■ **What you have to do**: Copy each of the rows below word for word, leaving out the pictures.

■ **Supplied material**:
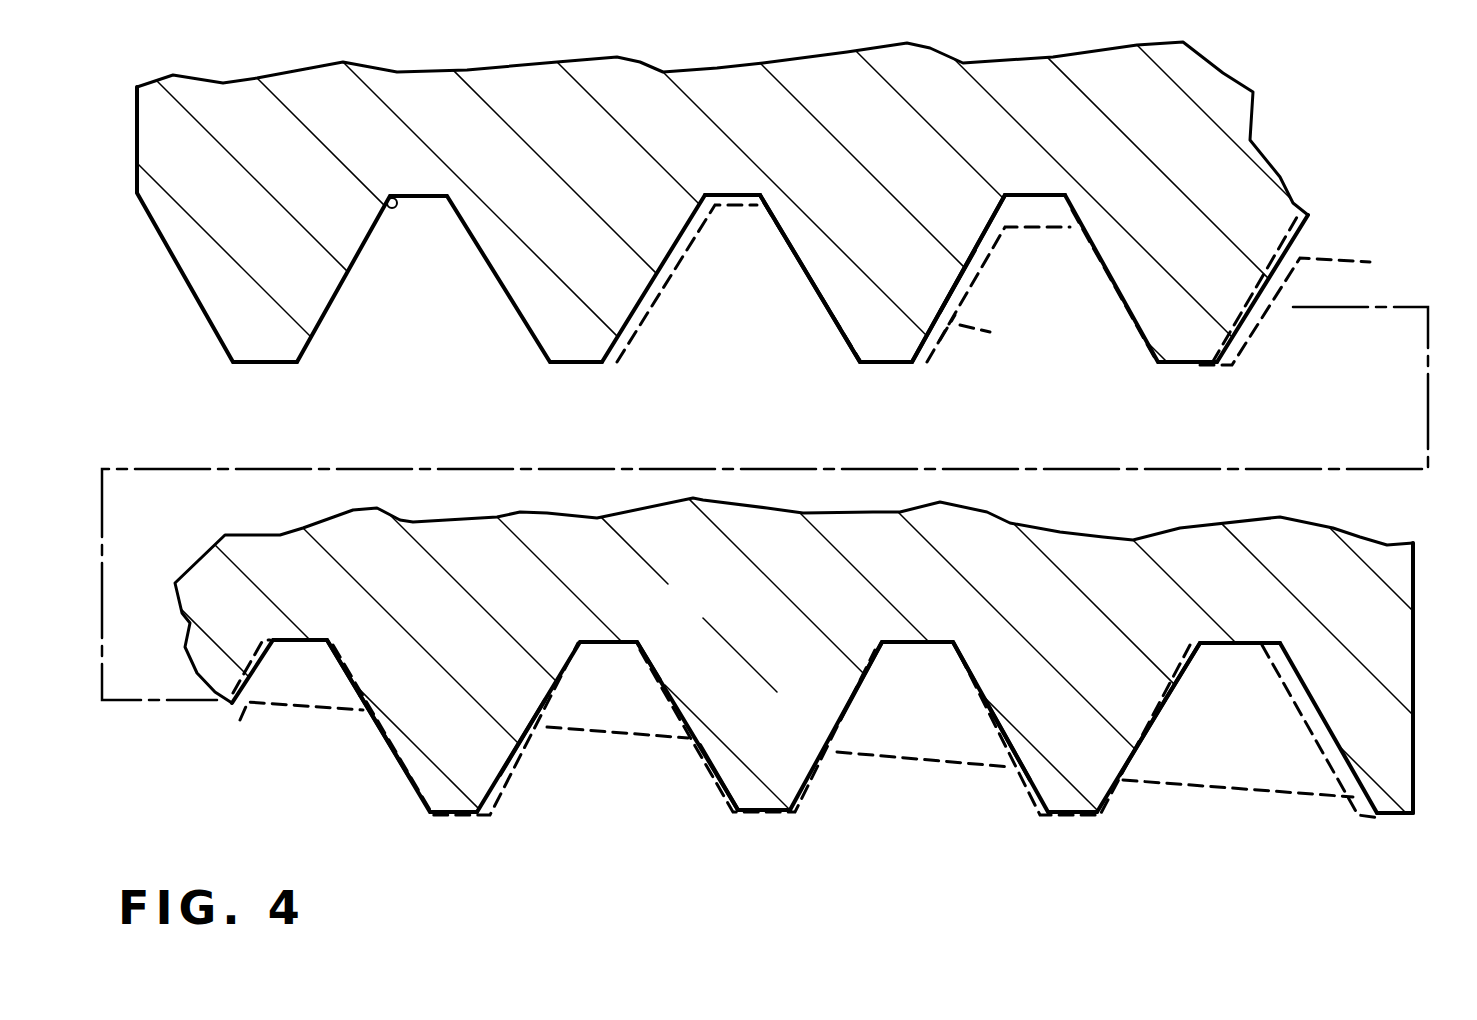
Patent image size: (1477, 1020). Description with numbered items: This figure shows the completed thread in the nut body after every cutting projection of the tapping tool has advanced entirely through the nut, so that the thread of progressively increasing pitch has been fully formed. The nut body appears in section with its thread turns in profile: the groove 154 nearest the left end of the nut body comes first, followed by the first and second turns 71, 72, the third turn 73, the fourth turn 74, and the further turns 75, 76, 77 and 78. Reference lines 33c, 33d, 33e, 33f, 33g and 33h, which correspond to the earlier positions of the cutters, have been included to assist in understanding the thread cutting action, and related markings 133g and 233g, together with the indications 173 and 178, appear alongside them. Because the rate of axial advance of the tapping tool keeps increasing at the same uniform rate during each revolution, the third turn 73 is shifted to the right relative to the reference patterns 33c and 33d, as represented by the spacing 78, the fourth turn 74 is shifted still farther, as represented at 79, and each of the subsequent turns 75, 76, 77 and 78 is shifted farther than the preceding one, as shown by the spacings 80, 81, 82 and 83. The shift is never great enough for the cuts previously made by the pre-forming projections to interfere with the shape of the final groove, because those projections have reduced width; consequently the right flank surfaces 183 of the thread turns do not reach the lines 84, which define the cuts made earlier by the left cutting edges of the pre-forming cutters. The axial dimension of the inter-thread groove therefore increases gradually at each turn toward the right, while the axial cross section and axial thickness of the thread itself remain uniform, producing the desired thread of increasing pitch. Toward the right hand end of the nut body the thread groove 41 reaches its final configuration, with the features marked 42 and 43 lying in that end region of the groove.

The thread groove 154 is at (386, 204).
The first thread 71 is at (313, 293).
The second thread 72 is at (515, 283).
The third turn 73 is at (843, 312).
The fourth turn 74 is at (1153, 323).
The thread turn 75 is at (422, 760).
The thread turn 76 is at (727, 760).
The thread turn 77 is at (1043, 777).
The spacing 78 is at (960, 270).
The spacing 79 is at (1257, 288).
The spacing 80 is at (533, 720).
The spacing 81 is at (817, 800).
The spacing 82 is at (1133, 737).
The spacing 83 is at (1362, 790).
The lines 84 is at (952, 322).
The reference line 33c is at (763, 197).
The reference line 33d is at (1072, 213).
The reference line 33e is at (350, 677).
The reference line 33f is at (693, 623).
The reference line 33g is at (850, 673).
The reference line 33h is at (1175, 662).
The thread groove 41 is at (1198, 650).
The thread flank 42 is at (1313, 703).
The thread root corner 43 is at (1113, 793).
The flank surface 133g is at (830, 733).
The crest corner 173 is at (1005, 195).
The flank surface 178 is at (962, 297).
The right flank surface 183 is at (942, 338).
The flank surface 233g is at (1013, 640).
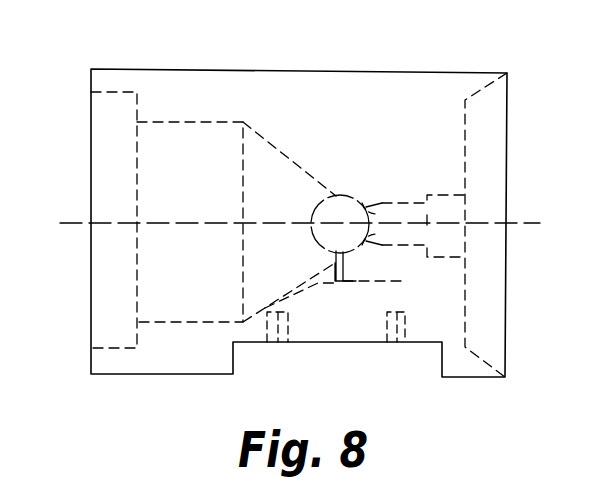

■ **Solved problem**:
Patent image size: (1477, 1020). Description with numbered items: This figure shows the completed thread in the nut body after every cutting projection of the tapping tool has advanced entirely through the nut, so that the thread of progressively increasing pitch has been fully formed. The nut body appears in section with its thread turns in profile: the groove 154 nearest the left end of the nut body comes first, followed by the first and second turns 71, 72, the third turn 73, the fourth turn 74, and the further turns 75, 76, 77 and 78. Reference lines 33c, 33d, 33e, 33f, 33g and 33h, which correspond to the earlier positions of the cutters, have been included to assist in understanding the thread cutting action, and related markings 133g and 233g, together with the indications 173 and 178, appear alongside them. Because the rate of axial advance of the tapping tool keeps increasing at the same uniform rate during each revolution, the third turn 73 is shifted to the right relative to the reference patterns 33c and 33d, as represented by the spacing 78, the fourth turn 74 is shifted still farther, as represented at 79, and each of the subsequent turns 75, 76, 77 and 78 is shifted farther than the preceding one, as shown by the spacings 80, 81, 82 and 83. The shift is never great enough for the cuts previously made by the pre-forming projections to interfere with the shape of the final groove, because those projections have reduced width; consequently the right flank surfaces 183 of the thread turns do not reach the lines 84, which define the cuts made earlier by the left cutting edges of the pre-forming cutters. The axial dimension of the inter-thread groove therefore increases gradually at each turn toward the right, while the axial cross section and axial thickness of the thread itself remain uniform, producing the desired thread of increasing pitch. Toward the right hand end of the nut body the thread groove 41 reaches its final configuration, with the features marked 42 and 43 lying in that end region of the groove.

The thread groove 154 is at (386, 204).
The first thread 71 is at (313, 293).
The second thread 72 is at (515, 283).
The third turn 73 is at (843, 312).
The fourth turn 74 is at (1153, 323).
The thread turn 75 is at (422, 760).
The thread turn 76 is at (727, 760).
The thread turn 77 is at (1043, 777).
The spacing 78 is at (960, 270).
The spacing 79 is at (1257, 288).
The spacing 80 is at (533, 720).
The spacing 81 is at (817, 800).
The spacing 82 is at (1133, 737).
The spacing 83 is at (1362, 790).
The lines 84 is at (952, 322).
The reference line 33c is at (763, 197).
The reference line 33d is at (1072, 213).
The reference line 33e is at (350, 677).
The reference line 33f is at (693, 623).
The reference line 33g is at (850, 673).
The reference line 33h is at (1175, 662).
The thread groove 41 is at (1198, 650).
The thread flank 42 is at (1313, 703).
The thread root corner 43 is at (1113, 793).
The flank surface 133g is at (830, 733).
The crest corner 173 is at (1005, 195).
The flank surface 178 is at (962, 297).
The right flank surface 183 is at (942, 338).
The flank surface 233g is at (1013, 640).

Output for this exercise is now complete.